Count every line where "name" shows up, and give that number only.

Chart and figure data

════

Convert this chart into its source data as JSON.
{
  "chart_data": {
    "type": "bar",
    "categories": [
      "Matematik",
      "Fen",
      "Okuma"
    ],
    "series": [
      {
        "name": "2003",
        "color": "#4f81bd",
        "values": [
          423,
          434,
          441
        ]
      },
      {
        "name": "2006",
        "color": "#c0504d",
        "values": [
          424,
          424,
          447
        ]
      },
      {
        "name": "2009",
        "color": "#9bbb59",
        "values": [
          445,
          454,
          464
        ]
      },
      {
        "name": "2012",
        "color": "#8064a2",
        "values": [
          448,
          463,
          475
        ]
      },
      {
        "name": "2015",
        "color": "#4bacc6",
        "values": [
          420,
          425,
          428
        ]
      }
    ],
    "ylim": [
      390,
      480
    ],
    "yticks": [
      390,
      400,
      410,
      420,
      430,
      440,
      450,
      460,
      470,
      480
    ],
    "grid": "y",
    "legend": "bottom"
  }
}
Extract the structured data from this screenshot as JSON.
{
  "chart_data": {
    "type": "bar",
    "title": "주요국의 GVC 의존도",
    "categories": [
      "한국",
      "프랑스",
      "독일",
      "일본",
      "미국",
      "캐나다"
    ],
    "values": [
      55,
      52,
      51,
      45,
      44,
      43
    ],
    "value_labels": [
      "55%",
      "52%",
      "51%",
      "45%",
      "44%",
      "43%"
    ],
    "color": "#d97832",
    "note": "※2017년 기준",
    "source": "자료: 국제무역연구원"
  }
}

════

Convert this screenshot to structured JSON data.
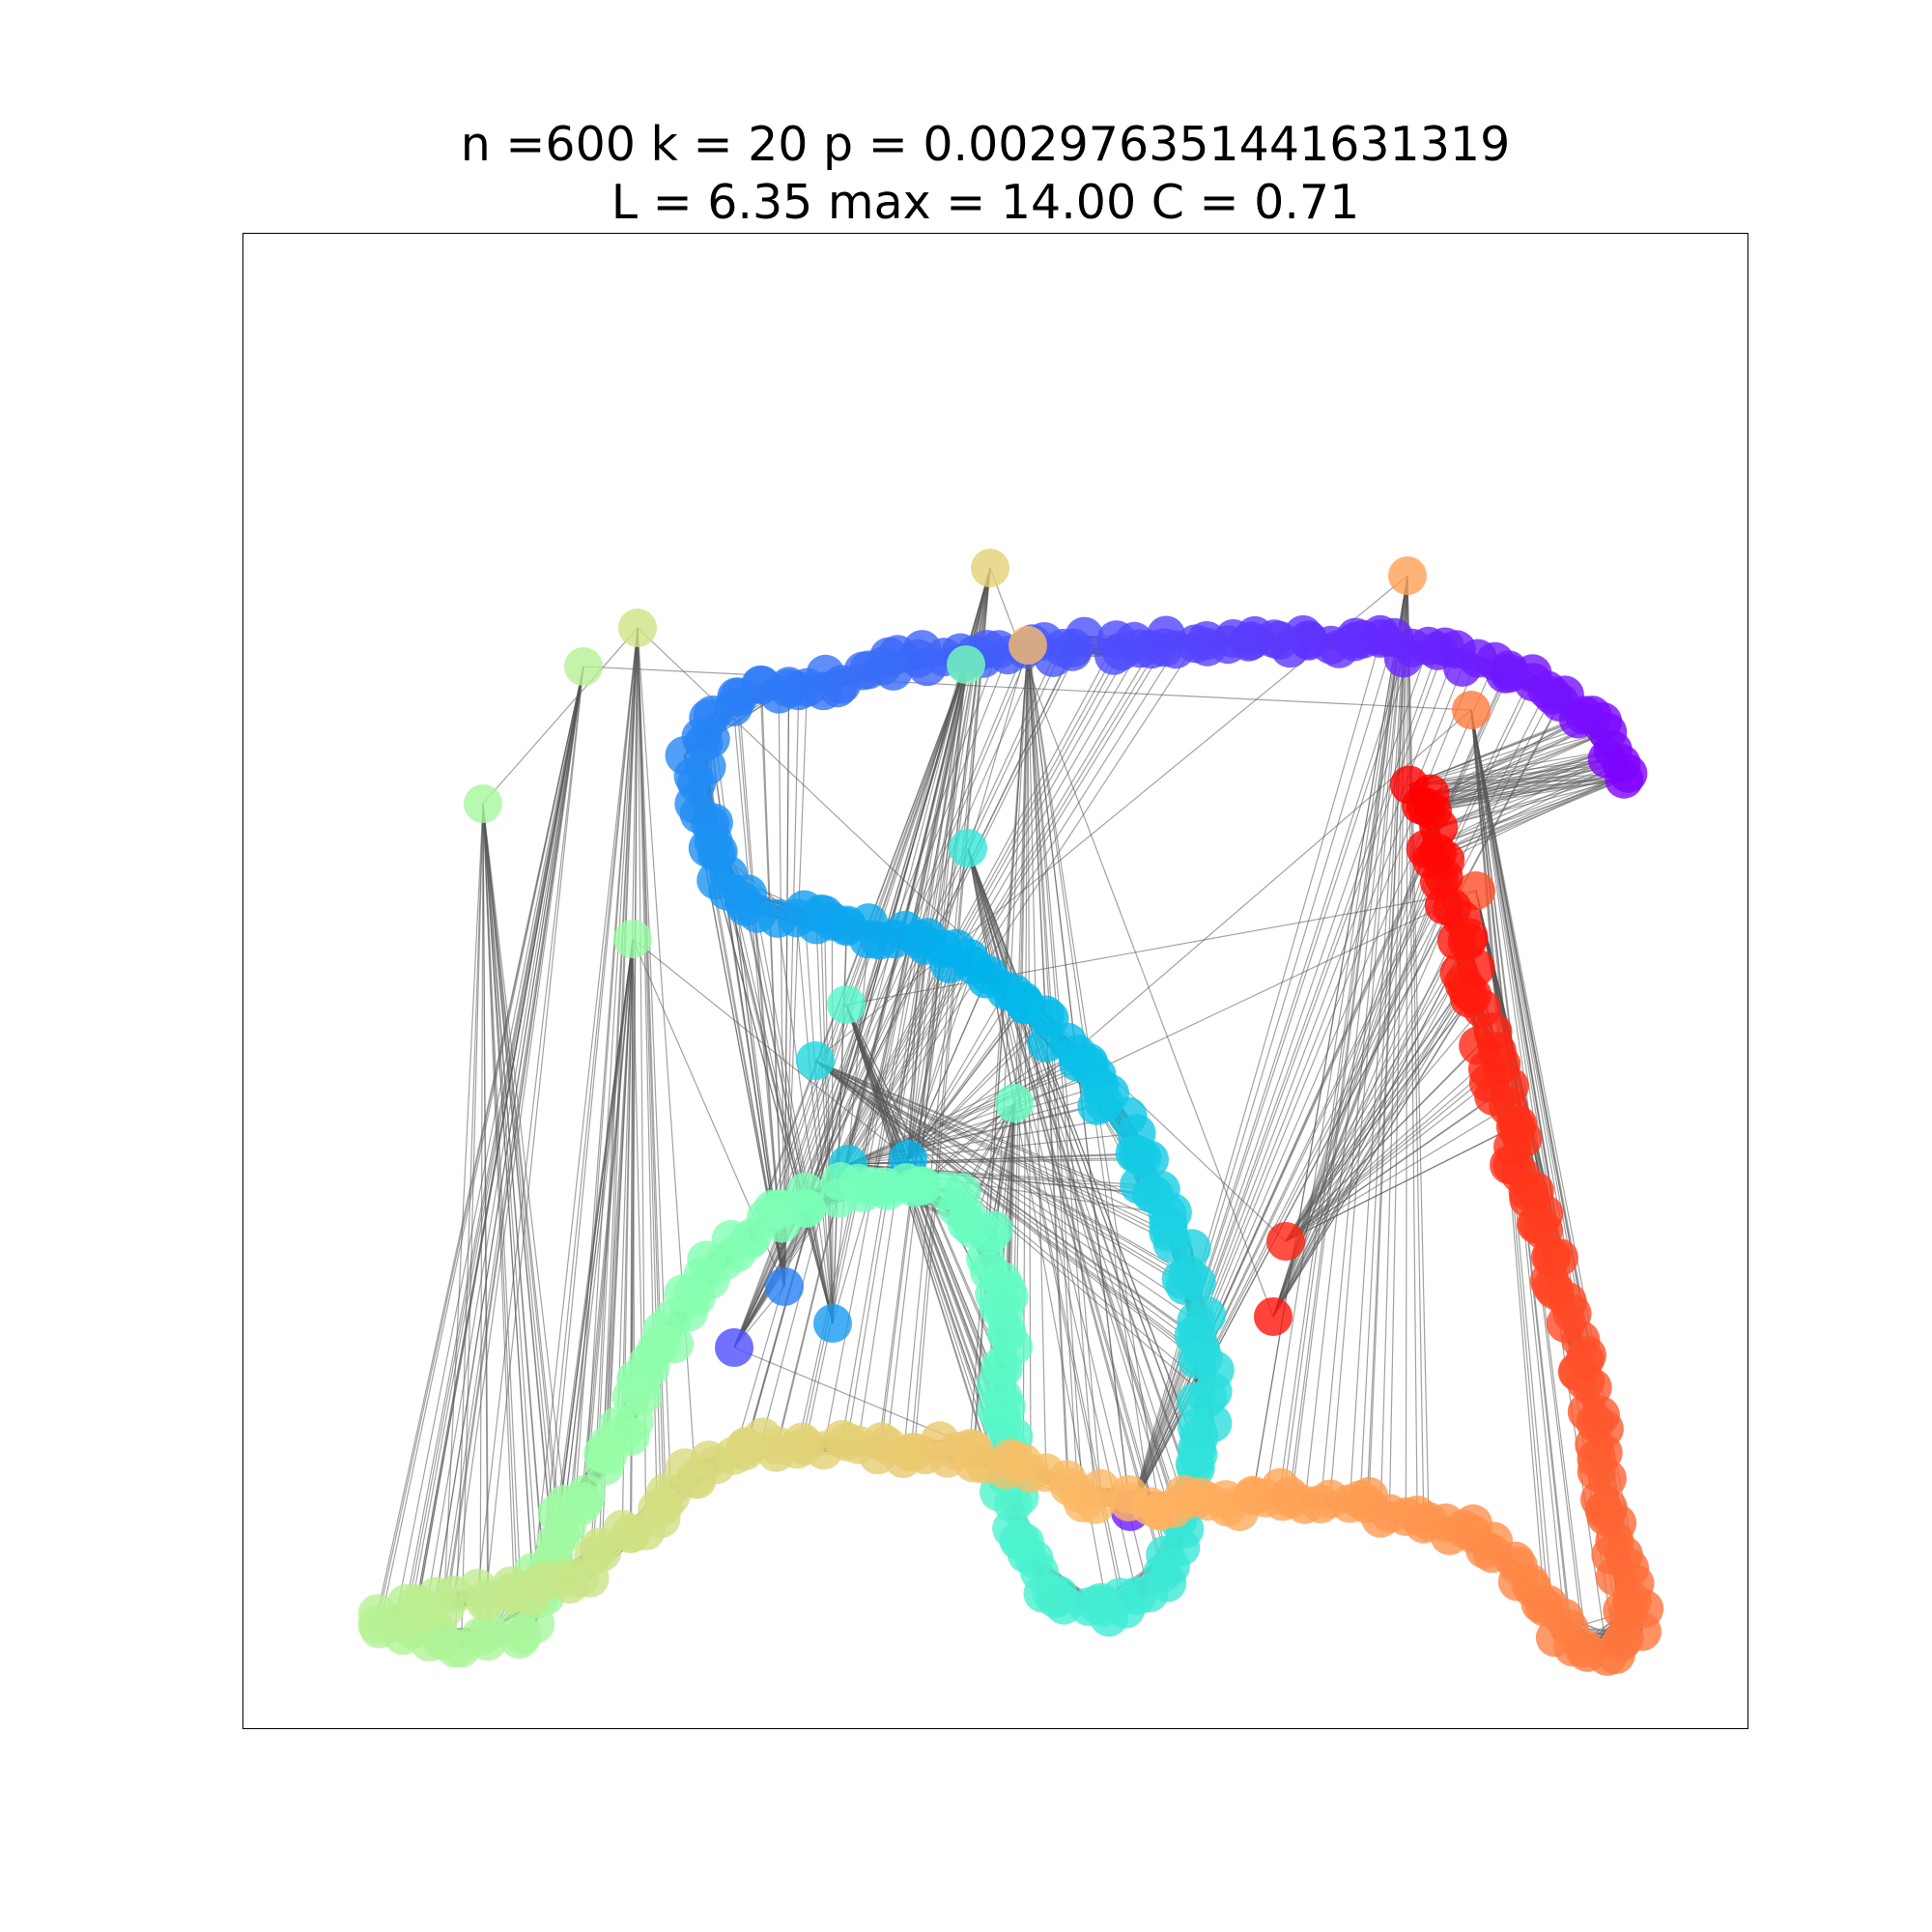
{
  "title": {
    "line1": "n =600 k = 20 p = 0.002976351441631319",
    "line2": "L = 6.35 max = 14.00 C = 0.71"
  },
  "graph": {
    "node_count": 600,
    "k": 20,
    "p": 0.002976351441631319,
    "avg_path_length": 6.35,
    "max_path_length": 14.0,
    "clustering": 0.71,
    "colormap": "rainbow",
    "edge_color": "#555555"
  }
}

════

◆ RESULT OF THE EXERCISE:
5